### 本文
6月某日~閑話休題~
無事に1回目の入院が終わった。
2回目の動注までまたしばらくあるらしい。
りっちゃんは見た目も変わらず、元気そうだ。
ただ、治療開始したため現在仕事は休職している。
私はというと、再びいつもの日常に戻っていた。
3交代の仕事をし、趣味をする。友人と遊ぶということはほとんどない。なぜならみんな結婚して家庭があるから。それに、不定休の私と休みなんて合わない。
唯一合うのは同じ仕事をしている妹のけいくらいだ。
いつもの休み。
暇だな。家から出るのも正直おっくうではあるが、気分転換も大事だ。
『りっちゃん、ランチに行かない?』
『いいよ』
『じゃあ迎えにいくね』
LINEでそんなやり取りをする。この頃から私たちはランチを食べに行くことが多くなった。
せっかくだからけいも誘うか。

### 設問
1. 本文で『』に括られている発言をすべて挙げよ。
2. 本文のうち「ただ、治療開始したため現在仕事は休職している。」で始まり「食べに行くことが多くなった。」に至るまでの部分を、一字一句違えずに書き写せ。
3. 入院と日常をつづった本文を、最後の文の後から書き継げ。

(文書レイアウト解析データ)
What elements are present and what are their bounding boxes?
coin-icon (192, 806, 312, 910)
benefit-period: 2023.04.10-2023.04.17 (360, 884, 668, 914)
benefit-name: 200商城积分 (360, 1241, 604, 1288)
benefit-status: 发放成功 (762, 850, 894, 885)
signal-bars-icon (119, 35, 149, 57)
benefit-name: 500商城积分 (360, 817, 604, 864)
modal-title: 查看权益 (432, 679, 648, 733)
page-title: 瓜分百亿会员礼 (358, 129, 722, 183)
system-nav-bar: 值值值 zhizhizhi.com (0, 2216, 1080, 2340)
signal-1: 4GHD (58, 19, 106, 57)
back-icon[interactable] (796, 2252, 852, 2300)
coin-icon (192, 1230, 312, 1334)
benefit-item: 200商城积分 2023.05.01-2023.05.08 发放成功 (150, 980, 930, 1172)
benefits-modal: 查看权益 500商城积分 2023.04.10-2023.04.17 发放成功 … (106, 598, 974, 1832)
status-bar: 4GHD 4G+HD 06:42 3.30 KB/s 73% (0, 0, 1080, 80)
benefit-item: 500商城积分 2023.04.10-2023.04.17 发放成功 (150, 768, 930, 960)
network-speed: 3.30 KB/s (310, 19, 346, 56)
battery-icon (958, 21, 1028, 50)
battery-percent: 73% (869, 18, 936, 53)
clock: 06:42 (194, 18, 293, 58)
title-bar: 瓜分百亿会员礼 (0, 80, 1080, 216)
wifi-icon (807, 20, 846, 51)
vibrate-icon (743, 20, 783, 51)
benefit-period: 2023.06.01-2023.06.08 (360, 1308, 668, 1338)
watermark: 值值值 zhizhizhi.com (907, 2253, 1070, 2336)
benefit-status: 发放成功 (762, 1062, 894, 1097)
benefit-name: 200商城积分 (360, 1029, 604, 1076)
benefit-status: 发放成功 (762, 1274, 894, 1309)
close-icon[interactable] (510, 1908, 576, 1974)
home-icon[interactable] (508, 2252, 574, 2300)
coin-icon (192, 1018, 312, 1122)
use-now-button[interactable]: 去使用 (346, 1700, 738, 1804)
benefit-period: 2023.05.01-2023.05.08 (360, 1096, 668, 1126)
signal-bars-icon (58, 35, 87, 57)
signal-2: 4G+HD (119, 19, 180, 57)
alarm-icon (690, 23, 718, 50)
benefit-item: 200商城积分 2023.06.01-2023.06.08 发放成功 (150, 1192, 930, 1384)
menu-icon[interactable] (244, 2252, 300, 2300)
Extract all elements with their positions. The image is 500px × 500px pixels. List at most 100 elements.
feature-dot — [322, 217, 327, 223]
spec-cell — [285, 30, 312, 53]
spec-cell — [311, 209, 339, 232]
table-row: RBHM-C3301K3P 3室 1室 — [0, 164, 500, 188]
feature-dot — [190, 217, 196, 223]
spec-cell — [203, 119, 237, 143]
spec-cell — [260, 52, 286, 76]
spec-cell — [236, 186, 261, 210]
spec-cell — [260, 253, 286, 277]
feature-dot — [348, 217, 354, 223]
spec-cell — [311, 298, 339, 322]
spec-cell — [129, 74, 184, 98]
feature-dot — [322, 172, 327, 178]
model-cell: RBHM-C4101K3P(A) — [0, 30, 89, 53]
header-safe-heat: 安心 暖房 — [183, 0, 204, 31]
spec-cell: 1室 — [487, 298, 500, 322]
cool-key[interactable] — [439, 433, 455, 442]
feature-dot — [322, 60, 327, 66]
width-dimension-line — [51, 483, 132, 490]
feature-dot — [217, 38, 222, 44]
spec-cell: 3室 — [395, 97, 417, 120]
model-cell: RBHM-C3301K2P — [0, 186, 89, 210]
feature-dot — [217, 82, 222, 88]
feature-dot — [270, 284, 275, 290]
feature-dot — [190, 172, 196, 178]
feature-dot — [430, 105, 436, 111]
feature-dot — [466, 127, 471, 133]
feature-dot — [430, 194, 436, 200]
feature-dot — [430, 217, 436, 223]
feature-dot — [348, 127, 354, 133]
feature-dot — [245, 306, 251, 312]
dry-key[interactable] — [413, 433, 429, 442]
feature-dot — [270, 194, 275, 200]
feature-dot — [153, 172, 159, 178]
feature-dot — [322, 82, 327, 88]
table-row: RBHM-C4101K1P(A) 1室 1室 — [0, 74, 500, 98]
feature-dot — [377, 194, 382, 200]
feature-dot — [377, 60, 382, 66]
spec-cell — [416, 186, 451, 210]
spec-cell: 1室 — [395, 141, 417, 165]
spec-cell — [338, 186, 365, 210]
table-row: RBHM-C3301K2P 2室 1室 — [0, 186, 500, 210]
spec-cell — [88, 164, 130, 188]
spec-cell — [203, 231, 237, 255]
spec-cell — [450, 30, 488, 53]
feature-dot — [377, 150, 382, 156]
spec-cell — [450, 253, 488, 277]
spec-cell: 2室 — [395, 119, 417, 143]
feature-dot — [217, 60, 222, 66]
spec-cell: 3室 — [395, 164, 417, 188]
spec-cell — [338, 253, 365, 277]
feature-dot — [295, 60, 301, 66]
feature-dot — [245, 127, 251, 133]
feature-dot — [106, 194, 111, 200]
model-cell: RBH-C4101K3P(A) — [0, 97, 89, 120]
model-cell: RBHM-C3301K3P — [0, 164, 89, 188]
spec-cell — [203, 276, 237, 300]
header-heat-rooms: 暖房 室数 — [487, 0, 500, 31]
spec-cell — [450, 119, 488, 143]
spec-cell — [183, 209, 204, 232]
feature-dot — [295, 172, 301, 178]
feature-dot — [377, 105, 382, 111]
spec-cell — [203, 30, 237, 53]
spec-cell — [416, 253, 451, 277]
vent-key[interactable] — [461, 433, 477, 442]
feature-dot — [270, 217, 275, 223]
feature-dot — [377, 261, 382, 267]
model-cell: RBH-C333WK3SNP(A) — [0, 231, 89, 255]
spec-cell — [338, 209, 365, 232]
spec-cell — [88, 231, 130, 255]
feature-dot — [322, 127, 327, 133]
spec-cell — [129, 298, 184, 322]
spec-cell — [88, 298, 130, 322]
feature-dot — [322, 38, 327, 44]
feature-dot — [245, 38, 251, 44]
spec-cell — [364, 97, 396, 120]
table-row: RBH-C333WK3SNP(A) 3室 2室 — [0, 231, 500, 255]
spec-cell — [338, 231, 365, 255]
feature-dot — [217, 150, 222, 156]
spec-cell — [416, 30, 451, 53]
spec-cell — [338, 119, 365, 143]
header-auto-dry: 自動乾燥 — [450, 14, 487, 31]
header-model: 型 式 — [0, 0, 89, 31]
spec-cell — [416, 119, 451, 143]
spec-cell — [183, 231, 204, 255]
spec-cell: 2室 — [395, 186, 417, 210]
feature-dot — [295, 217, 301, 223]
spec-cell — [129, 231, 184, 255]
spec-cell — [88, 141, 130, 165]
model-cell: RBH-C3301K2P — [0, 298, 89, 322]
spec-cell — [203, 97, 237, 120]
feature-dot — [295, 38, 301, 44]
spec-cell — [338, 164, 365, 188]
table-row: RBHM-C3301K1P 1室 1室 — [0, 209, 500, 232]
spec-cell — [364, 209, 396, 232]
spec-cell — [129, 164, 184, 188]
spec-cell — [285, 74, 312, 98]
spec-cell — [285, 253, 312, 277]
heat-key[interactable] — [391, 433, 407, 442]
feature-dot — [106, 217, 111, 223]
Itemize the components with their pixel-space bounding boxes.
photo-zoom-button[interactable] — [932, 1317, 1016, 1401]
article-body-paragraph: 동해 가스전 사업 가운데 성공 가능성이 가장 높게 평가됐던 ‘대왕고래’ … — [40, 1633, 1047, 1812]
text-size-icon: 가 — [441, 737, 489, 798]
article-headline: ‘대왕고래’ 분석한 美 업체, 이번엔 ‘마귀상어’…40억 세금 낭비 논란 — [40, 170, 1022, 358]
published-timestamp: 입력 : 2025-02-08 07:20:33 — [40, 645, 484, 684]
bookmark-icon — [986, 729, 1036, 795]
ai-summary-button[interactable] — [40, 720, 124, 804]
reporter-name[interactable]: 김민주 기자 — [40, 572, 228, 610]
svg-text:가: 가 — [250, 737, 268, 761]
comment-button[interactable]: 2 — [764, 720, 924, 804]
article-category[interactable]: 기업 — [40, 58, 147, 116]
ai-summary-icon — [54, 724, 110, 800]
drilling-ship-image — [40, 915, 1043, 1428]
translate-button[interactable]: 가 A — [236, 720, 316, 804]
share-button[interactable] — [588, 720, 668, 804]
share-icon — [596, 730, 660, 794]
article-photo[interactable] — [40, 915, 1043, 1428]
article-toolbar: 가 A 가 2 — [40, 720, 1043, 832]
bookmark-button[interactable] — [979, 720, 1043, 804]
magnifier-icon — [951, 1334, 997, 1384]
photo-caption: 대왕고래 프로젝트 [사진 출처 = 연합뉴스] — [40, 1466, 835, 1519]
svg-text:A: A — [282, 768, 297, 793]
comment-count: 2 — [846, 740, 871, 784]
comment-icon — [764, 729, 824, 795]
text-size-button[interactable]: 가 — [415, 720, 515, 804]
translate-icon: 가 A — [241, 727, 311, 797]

### 解答
1.
『りっちゃん、ランチに行かない?』
『いいよ』
『じゃあ迎えにいくね』

2.
ただ、治療開始したため現在仕事は休職している。
私はというと、再びいつもの日常に戻っていた。
3交代の仕事をし、趣味をする。友人と遊ぶということはほとんどない。なぜならみんな結婚して家庭があるから。それに、不定休の私と休みなんて合わない。
唯一合うのは同じ仕事をしている妹のけいくらいだ。
いつもの休み。
暇だな。家から出るのも正直おっくうではあるが、気分転換も大事だ。
『りっちゃん、ランチに行かない?』
『いいよ』
『じゃあ迎えにいくね』
LINEでそんなやり取りをする。この頃から私たちはランチを食べに行くことが多くなった。

3.
りっちゃんを迎えにいき、けいにも連絡を取る。
二つ返事でけいも承諾する。
休日をりっちゃんのために使うようになった。それはただの暇つぶしだったのかもしれない。それでも、付き合ってくれるりっちゃんの優しさに甘えていたのだろう。
もしかしたら心のどこかでこのときにはりっちゃんが長くないことを感じていたのかもしれない。でも、りっちゃんの前では私たちは泣かなかった。
最期になるまで泣くことはできなかった。
だって目の前にいたりっちゃんはとても元気そうにしていたから。